WHAT IS ASKED
Pictures stay out of your copy, but everything else in the records below must be repeated exactly.

ENTRIES SHOWN

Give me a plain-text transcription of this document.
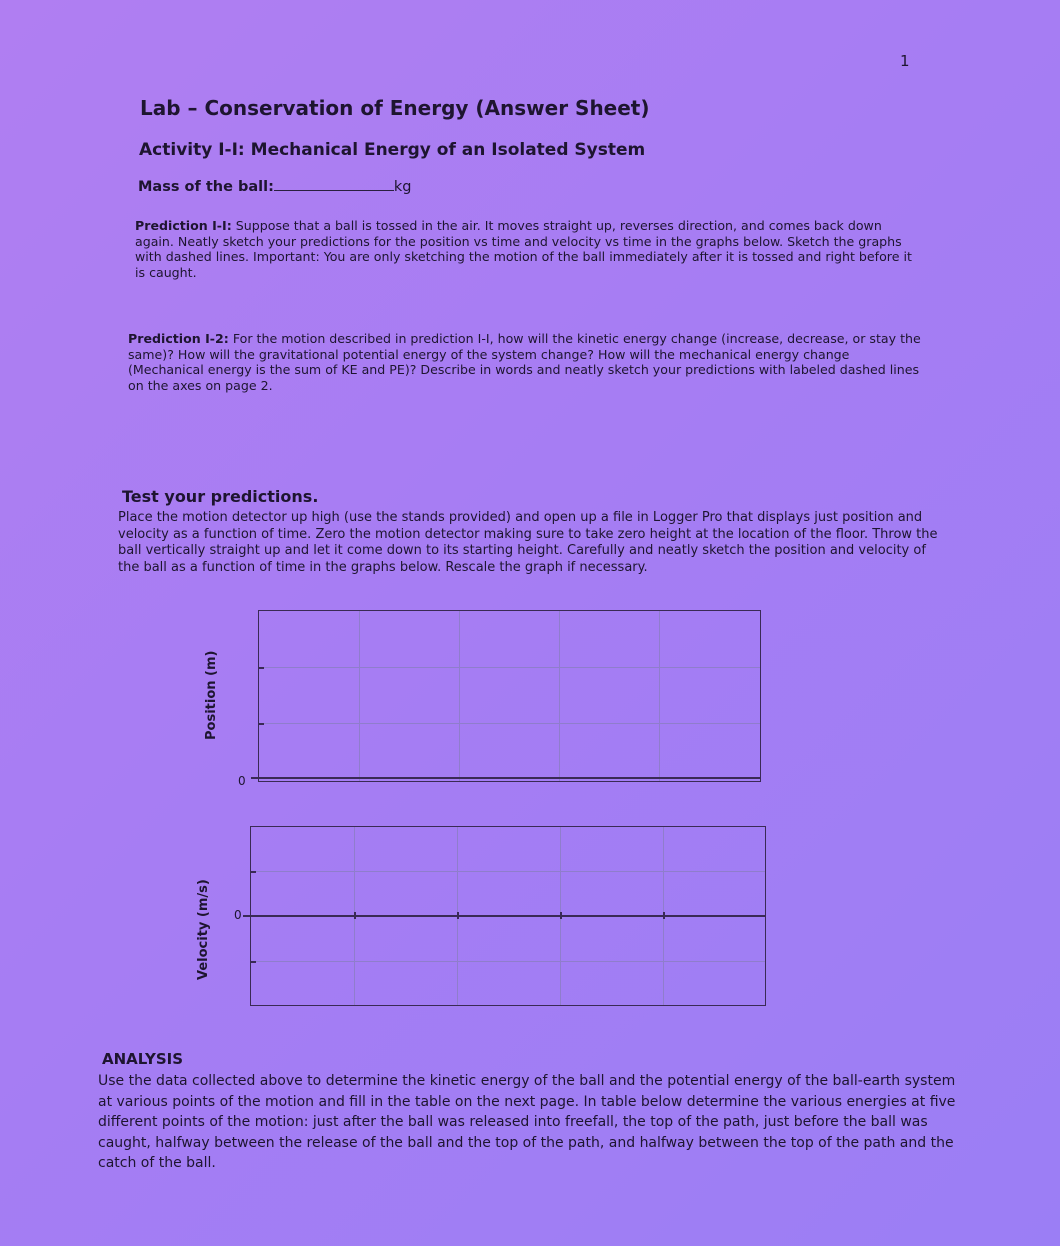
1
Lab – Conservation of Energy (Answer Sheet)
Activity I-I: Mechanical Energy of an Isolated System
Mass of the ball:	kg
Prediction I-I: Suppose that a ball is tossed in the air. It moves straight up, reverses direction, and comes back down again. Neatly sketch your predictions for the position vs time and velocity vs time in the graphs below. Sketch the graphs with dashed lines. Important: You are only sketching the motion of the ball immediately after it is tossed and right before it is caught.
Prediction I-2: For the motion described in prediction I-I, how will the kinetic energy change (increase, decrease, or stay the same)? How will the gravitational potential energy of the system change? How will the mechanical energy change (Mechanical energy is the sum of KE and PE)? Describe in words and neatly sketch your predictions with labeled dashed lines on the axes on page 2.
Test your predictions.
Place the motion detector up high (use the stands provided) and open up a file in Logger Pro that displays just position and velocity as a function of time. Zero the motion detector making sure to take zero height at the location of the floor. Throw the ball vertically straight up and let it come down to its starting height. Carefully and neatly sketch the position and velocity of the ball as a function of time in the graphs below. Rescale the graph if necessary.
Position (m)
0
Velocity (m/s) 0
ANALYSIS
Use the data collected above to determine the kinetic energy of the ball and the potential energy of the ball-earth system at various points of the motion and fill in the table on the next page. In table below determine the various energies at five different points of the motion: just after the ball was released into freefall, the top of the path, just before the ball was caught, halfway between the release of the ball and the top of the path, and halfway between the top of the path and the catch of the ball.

TASK SOLUTION
Give me a plain-text transcription of this document.
1
Lab – Conservation of Energy (Answer Sheet)
Activity I-I: Mechanical Energy of an Isolated System
Mass of the ball:	kg
Prediction I-I: Suppose that a ball is tossed in the air. It moves straight up, reverses direction, and comes back down again. Neatly sketch your predictions for the position vs time and velocity vs time in the graphs below. Sketch the graphs with dashed lines. Important: You are only sketching the motion of the ball immediately after it is tossed and right before it is caught.
Prediction I-2: For the motion described in prediction I-I, how will the kinetic energy change (increase, decrease, or stay the same)? How will the gravitational potential energy of the system change? How will the mechanical energy change (Mechanical energy is the sum of KE and PE)? Describe in words and neatly sketch your predictions with labeled dashed lines on the axes on page 2.
Test your predictions.
Place the motion detector up high (use the stands provided) and open up a file in Logger Pro that displays just position and velocity as a function of time. Zero the motion detector making sure to take zero height at the location of the floor. Throw the ball vertically straight up and let it come down to its starting height. Carefully and neatly sketch the position and velocity of the ball as a function of time in the graphs below. Rescale the graph if necessary.
Position (m)
0
Velocity (m/s) 0
ANALYSIS
Use the data collected above to determine the kinetic energy of the ball and the potential energy of the ball-earth system at various points of the motion and fill in the table on the next page. In table below determine the various energies at five different points of the motion: just after the ball was released into freefall, the top of the path, just before the ball was caught, halfway between the release of the ball and the top of the path, and halfway between the top of the path and the catch of the ball.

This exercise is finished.